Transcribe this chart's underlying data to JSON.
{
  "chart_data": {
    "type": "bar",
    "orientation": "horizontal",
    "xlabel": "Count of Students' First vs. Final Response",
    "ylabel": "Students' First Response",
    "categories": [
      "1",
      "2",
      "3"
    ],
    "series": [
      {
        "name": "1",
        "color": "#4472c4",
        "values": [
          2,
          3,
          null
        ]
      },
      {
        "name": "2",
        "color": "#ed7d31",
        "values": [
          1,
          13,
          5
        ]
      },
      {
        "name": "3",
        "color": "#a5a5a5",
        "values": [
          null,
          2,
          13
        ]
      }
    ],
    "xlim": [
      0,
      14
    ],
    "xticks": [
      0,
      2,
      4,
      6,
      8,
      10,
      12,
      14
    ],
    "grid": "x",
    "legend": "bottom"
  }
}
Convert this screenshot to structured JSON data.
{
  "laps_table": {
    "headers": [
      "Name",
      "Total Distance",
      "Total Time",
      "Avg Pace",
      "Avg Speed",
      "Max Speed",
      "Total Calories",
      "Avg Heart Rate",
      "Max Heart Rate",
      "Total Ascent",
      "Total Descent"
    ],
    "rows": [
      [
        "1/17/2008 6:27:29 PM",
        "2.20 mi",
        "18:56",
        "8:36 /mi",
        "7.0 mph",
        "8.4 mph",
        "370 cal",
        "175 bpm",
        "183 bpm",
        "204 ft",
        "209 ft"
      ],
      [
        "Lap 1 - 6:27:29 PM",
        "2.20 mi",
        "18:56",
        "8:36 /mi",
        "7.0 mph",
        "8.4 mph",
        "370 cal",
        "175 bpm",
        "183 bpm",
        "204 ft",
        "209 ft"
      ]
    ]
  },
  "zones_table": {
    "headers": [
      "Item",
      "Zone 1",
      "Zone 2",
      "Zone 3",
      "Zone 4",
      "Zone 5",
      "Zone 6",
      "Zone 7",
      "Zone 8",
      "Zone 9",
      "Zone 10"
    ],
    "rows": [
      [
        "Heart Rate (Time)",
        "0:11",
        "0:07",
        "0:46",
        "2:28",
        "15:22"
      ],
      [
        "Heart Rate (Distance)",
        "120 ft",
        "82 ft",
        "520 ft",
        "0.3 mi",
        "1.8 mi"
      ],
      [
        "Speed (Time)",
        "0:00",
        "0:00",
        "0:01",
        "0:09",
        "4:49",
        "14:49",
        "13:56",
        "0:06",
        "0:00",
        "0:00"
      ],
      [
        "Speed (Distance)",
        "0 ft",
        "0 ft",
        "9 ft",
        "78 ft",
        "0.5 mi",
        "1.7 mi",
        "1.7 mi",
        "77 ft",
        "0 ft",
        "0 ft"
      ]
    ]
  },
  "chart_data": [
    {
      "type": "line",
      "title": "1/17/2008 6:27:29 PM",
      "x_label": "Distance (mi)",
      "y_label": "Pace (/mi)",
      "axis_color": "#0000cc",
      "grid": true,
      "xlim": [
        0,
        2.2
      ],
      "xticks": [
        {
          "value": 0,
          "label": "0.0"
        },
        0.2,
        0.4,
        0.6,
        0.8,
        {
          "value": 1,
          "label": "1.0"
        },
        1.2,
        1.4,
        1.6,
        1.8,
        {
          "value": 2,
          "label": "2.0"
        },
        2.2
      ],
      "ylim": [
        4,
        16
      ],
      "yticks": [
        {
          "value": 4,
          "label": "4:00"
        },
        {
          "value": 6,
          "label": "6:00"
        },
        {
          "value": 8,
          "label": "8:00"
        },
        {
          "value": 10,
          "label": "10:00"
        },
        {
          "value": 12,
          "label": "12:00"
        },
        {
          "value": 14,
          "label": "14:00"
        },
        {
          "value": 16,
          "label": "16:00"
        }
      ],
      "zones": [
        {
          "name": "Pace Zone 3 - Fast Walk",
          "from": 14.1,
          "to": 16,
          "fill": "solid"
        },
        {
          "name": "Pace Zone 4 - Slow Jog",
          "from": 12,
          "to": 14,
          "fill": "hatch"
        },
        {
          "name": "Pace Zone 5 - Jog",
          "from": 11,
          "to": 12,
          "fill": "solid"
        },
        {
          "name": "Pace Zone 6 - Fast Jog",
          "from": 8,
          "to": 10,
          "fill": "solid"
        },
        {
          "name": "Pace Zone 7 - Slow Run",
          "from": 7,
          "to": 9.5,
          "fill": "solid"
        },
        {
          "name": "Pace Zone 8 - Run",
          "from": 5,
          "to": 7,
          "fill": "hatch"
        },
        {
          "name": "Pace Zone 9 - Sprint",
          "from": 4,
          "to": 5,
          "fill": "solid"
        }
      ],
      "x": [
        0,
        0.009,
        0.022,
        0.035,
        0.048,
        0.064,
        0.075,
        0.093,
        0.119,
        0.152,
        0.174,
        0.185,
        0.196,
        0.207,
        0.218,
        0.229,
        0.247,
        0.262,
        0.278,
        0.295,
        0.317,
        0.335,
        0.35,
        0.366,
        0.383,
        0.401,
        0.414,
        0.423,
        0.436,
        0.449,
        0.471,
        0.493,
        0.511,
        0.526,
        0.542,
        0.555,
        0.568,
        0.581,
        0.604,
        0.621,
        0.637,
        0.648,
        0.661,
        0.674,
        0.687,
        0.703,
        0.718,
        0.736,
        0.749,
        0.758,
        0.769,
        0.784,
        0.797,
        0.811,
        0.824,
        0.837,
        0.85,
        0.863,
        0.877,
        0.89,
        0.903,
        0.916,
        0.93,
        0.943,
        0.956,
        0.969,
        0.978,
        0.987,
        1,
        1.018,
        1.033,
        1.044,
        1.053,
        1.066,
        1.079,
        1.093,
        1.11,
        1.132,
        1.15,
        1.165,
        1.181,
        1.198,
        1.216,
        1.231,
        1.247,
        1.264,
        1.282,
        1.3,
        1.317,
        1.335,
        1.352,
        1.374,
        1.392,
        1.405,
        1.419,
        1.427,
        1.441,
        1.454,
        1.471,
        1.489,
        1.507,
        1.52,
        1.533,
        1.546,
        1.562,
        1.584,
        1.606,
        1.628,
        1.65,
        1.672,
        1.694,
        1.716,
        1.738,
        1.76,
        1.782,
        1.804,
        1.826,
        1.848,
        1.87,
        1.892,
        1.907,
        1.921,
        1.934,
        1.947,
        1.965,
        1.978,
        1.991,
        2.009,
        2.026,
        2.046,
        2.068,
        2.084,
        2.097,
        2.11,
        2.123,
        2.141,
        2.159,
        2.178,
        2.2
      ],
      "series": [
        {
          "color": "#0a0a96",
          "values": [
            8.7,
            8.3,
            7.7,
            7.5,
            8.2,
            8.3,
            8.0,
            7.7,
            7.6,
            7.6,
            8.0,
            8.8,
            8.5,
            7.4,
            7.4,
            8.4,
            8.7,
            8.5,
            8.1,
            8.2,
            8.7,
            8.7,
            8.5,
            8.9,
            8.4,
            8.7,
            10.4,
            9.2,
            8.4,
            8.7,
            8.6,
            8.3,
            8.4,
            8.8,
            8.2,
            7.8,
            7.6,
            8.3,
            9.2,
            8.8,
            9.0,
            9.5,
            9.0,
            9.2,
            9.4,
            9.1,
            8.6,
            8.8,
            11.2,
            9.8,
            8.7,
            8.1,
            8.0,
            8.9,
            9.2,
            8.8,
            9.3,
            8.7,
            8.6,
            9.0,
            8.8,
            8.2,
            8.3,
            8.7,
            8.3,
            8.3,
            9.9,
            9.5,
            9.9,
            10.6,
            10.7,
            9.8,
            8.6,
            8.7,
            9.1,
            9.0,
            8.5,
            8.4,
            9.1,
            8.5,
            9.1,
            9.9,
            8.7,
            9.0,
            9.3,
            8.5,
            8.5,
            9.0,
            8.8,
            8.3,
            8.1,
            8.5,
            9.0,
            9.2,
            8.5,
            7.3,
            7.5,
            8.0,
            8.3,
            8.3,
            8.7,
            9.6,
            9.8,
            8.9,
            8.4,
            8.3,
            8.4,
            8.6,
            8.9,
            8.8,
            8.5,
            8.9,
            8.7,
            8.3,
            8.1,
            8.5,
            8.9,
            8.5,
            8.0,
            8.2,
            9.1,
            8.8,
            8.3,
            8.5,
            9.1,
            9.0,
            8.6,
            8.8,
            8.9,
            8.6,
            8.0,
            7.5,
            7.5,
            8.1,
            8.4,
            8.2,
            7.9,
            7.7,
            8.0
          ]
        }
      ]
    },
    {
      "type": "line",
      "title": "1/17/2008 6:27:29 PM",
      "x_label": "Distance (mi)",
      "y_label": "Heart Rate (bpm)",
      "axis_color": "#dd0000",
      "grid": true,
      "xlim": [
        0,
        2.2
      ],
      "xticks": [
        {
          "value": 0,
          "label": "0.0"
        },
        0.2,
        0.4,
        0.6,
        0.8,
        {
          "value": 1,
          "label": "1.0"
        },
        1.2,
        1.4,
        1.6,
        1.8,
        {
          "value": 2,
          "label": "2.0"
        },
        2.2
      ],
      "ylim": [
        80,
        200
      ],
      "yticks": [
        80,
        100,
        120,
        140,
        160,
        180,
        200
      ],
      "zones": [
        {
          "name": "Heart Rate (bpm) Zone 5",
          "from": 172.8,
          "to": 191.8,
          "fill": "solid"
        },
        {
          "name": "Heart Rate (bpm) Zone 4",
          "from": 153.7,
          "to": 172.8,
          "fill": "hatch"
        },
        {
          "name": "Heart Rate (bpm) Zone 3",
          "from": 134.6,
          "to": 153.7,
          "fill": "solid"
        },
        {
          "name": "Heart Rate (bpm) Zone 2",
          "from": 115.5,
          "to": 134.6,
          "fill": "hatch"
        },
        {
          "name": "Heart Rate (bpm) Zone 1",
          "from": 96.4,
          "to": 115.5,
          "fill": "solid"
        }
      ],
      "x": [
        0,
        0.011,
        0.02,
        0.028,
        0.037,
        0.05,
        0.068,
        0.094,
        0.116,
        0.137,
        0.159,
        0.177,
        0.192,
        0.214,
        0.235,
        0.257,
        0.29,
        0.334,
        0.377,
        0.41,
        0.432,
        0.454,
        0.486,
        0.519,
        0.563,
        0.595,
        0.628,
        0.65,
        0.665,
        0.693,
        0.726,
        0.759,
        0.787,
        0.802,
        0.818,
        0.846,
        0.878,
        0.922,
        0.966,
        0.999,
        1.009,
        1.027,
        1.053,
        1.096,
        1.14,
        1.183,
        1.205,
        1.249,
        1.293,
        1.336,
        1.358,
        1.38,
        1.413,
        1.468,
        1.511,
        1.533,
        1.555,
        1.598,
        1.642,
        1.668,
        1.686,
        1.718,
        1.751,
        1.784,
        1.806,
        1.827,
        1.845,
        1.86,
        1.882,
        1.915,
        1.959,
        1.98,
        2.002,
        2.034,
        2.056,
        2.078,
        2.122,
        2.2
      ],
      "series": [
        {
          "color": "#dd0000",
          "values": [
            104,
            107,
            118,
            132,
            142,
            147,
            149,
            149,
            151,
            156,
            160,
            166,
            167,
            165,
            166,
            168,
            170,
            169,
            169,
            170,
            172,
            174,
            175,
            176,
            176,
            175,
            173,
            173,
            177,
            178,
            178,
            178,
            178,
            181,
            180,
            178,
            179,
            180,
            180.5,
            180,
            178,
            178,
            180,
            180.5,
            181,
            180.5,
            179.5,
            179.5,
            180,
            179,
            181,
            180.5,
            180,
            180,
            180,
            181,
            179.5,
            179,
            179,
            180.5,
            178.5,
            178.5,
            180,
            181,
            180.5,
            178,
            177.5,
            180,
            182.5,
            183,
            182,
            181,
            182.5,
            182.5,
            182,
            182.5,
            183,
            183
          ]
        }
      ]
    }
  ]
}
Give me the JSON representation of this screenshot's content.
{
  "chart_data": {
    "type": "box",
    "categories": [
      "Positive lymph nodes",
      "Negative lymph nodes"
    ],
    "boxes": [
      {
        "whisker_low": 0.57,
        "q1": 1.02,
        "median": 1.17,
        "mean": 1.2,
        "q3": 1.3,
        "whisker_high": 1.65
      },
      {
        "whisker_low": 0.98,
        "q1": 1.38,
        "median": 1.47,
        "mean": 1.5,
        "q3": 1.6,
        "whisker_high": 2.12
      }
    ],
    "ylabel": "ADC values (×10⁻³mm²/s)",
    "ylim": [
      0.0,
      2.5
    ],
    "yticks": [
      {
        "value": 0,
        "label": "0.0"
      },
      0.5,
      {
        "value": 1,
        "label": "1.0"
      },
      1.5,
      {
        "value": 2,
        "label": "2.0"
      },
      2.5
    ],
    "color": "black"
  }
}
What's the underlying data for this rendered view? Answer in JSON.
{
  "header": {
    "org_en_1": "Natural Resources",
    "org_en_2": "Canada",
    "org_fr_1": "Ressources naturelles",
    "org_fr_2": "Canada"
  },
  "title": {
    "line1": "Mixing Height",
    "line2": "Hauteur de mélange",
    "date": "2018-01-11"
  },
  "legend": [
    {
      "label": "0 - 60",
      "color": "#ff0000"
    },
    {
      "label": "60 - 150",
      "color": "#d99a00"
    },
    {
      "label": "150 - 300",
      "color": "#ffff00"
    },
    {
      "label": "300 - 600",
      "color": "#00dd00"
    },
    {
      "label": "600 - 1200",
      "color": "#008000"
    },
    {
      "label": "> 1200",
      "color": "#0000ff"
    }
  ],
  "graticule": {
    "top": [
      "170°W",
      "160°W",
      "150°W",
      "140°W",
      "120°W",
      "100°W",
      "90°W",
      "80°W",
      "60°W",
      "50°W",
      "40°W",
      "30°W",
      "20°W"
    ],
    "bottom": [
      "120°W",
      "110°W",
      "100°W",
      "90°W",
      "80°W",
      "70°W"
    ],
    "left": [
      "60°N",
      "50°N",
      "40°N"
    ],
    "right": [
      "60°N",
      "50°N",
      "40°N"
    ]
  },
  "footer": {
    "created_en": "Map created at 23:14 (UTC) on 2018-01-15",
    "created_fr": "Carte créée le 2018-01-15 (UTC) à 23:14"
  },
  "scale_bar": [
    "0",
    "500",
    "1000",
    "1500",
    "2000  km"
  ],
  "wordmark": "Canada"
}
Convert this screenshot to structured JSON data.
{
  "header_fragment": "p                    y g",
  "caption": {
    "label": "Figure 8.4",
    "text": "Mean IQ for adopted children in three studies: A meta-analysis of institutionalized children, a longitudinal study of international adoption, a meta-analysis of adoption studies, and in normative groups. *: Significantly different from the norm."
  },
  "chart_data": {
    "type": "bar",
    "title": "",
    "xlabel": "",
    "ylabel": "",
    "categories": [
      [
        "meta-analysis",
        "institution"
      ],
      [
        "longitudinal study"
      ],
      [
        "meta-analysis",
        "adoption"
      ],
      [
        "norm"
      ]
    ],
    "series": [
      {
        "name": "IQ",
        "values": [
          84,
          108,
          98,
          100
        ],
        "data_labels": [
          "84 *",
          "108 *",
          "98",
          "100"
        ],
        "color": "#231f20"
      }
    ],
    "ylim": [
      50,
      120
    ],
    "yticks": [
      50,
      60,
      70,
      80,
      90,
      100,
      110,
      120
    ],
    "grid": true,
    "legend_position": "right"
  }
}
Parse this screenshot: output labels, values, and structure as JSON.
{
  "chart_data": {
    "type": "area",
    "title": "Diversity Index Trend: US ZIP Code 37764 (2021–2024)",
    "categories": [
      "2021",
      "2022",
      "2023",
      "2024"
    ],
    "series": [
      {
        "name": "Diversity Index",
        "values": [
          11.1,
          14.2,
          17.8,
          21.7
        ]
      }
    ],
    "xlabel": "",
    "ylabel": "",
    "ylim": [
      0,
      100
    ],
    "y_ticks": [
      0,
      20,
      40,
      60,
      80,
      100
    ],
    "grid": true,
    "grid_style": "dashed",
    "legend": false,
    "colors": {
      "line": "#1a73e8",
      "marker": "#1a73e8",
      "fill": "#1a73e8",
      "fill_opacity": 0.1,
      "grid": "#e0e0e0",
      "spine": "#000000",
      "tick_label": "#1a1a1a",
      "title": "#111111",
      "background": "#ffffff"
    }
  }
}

WHAT YOU NEED TO DO — Everything from the line containing "Parse this screenshot: output" to the end of the records must be written out exactly; include both of those lines and no others.

CORRECT RESPONSE —
Parse this screenshot: output labels, values, and structure as JSON.
{
  "chart_data": {
    "type": "area",
    "title": "Diversity Index Trend: US ZIP Code 37764 (2021–2024)",
    "categories": [
      "2021",
      "2022",
      "2023",
      "2024"
    ],
    "series": [
      {
        "name": "Diversity Index",
        "values": [
          11.1,
          14.2,
          17.8,
          21.7
        ]
      }
    ],
    "xlabel": "",
    "ylabel": "",
    "ylim": [
      0,
      100
    ],
    "y_ticks": [
      0,
      20,
      40,
      60,
      80,
      100
    ],
    "grid": true,
    "grid_style": "dashed",
    "legend": false,
    "colors": {
      "line": "#1a73e8",
      "marker": "#1a73e8",
      "fill": "#1a73e8",
      "fill_opacity": 0.1,
      "grid": "#e0e0e0",
      "spine": "#000000",
      "tick_label": "#1a1a1a",
      "title": "#111111",
      "background": "#ffffff"
    }
  }
}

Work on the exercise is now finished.